■ **Reading text**:
1. A method of treating a patient with Parkinson's disease, comprising administering an effective amount of opicapone to the patient, wherein:

a) the patient is being concurrently treated with an effective amount of levodopa and an effective amount of a DDCI; and

b) the patient is without clinically diagnosed motor complications.

2. The method of claim 1, wherein the patient displays a total score of MDS-UPDRS Part IV (motor complications) A+B+C of zero.

3. The method of claim 1, wherein the patient displays two or fewer positive symptoms in the WOQ-9 that improve after the next dose of levodopa.

4. The method of claim 1, wherein the patient does not display motor complications selected from the group consisting of motor fluctuations and dyskinesia.

5. The method of claim 1, wherein the patient is administered levodopa 6 times or less per day.

6. The method of claim 1, wherein the patient is not currently being treated with a COMT inhibitor.

7. The method of claim 1, wherein the opicapone is administered once daily.

■ **Problem to work on**: In the opicapone claims, how often is the opicapone administered according to claim 7? Please answer in a few words.

(Document layout detection data)
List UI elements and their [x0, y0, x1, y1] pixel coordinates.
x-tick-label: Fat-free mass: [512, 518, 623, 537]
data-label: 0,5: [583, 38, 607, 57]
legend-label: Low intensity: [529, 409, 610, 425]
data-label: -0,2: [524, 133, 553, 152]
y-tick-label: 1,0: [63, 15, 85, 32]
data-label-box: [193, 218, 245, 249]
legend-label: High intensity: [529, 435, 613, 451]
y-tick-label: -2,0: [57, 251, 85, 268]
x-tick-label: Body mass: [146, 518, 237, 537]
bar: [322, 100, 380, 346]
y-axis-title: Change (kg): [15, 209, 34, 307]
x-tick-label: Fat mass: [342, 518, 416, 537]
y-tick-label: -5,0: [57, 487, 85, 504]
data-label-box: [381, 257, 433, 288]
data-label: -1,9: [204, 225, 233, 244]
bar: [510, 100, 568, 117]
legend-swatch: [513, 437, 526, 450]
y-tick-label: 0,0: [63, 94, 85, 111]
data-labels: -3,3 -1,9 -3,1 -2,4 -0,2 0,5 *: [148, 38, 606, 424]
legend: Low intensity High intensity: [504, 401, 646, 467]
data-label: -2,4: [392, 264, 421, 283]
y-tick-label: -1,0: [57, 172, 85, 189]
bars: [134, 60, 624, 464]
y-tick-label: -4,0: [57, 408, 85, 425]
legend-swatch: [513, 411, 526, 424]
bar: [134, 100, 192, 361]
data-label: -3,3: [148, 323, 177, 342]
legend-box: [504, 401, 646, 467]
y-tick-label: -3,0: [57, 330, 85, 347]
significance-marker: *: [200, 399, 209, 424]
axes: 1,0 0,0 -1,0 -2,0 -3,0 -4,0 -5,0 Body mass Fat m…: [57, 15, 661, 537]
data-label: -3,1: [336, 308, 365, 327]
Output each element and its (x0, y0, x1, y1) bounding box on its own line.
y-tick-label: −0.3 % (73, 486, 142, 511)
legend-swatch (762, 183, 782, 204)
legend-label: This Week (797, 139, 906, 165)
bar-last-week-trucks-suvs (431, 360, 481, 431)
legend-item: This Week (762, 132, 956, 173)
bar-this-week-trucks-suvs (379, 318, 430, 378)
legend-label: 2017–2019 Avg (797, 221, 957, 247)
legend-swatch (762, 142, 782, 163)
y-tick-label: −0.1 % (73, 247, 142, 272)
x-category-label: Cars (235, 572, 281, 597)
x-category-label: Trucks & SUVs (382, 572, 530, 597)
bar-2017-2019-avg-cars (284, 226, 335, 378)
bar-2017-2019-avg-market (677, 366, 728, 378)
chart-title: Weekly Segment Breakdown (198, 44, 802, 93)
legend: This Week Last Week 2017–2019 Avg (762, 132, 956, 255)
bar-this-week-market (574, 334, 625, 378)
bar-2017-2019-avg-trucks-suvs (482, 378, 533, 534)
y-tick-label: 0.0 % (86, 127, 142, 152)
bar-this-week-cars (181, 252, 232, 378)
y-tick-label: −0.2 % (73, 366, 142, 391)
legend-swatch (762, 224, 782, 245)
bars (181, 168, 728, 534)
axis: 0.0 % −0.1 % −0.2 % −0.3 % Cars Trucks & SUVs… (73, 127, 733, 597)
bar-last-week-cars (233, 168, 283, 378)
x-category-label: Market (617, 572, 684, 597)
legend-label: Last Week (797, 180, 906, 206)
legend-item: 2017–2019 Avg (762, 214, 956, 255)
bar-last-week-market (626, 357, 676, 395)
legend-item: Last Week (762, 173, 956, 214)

■ **Result of the exercise**: Once daily.